=== Data records ===

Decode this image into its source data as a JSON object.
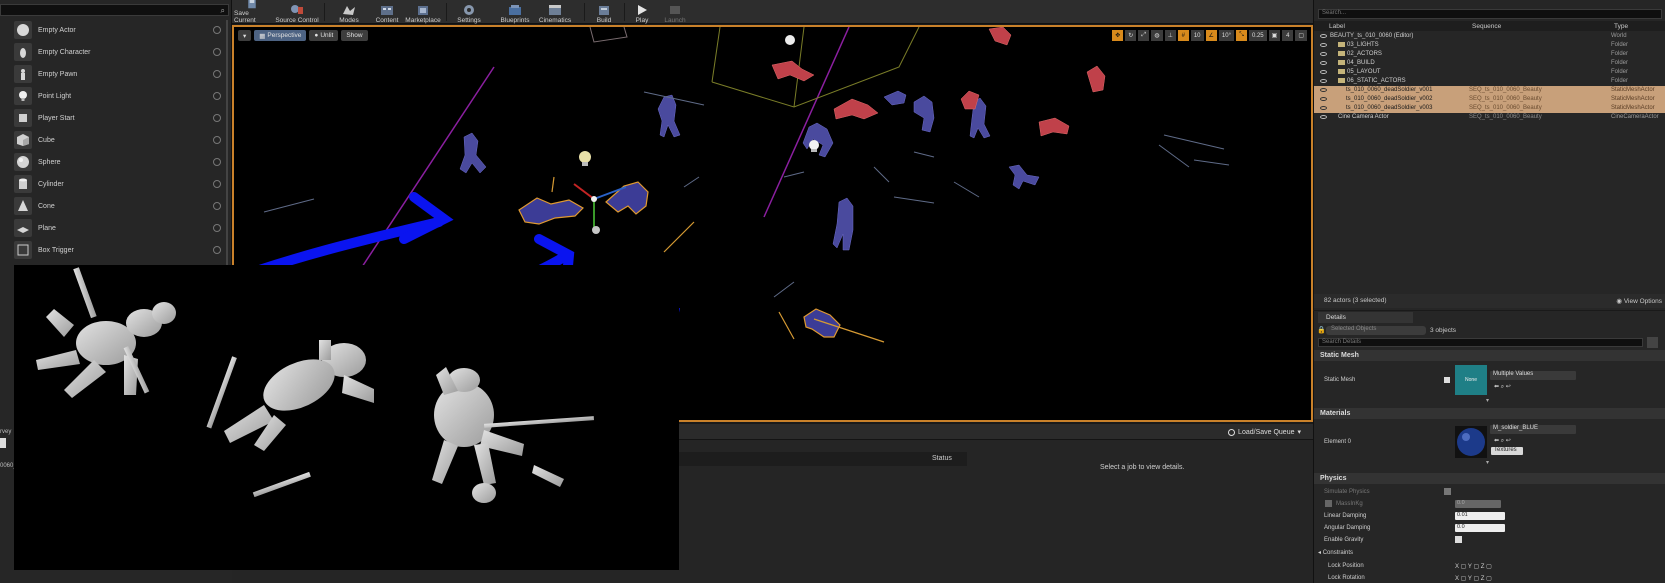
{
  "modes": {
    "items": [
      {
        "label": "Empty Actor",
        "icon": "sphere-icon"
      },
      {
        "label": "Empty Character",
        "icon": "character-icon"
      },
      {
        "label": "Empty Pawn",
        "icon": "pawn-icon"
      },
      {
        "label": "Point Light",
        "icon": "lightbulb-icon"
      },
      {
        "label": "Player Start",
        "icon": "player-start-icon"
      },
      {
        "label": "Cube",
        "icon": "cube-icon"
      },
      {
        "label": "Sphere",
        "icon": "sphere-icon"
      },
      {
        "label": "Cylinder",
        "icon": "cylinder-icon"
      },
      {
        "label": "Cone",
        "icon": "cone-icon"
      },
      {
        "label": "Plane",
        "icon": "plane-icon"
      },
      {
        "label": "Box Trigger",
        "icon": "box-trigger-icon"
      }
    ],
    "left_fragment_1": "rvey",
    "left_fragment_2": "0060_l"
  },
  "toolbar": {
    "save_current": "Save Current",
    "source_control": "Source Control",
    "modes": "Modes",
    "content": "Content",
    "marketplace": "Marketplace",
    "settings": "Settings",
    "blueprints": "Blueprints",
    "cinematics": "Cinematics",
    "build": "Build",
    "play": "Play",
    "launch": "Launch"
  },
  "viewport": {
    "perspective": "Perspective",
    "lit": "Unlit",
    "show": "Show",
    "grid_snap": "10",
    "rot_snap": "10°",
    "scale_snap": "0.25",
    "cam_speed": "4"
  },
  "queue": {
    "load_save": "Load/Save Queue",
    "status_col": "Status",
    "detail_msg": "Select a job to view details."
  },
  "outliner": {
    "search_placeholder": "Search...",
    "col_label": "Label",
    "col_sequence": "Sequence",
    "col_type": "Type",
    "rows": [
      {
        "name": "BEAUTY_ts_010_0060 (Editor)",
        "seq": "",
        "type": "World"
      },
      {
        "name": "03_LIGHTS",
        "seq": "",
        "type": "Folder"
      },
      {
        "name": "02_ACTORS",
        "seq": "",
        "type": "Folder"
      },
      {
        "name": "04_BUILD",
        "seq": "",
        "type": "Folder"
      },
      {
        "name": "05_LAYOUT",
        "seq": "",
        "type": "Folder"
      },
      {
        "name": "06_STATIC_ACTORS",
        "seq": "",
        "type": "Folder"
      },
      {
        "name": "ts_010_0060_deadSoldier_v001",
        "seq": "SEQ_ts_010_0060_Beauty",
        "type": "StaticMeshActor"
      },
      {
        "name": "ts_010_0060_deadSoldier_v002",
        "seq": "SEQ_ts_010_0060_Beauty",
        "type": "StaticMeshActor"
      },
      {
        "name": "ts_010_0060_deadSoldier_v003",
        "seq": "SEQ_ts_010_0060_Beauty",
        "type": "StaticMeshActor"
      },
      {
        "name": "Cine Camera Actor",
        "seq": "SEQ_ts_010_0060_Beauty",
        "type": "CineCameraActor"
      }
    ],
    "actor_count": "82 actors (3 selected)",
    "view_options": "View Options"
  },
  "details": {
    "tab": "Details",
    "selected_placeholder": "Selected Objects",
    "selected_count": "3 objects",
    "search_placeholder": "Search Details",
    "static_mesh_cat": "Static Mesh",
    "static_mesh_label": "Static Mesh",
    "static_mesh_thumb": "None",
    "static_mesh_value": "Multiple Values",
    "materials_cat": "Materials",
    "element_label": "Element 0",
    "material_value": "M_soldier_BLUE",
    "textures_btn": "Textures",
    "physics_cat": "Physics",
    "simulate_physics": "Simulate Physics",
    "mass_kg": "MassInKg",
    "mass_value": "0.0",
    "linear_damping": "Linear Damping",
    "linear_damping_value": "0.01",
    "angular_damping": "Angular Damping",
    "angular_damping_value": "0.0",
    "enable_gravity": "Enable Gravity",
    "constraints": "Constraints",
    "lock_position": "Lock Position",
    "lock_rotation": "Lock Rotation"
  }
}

===

Search the entries for the word "icon" and pick out every line that holds it.

Output of the exercise:
        "icon": "sphere-icon"
        "icon": "character-icon"
        "icon": "pawn-icon"
        "icon": "lightbulb-icon"
        "icon": "player-start-icon"
        "icon": "cube-icon"
        "icon": "sphere-icon"
        "icon": "cylinder-icon"
        "icon": "cone-icon"
        "icon": "plane-icon"
        "icon": "box-trigger-icon"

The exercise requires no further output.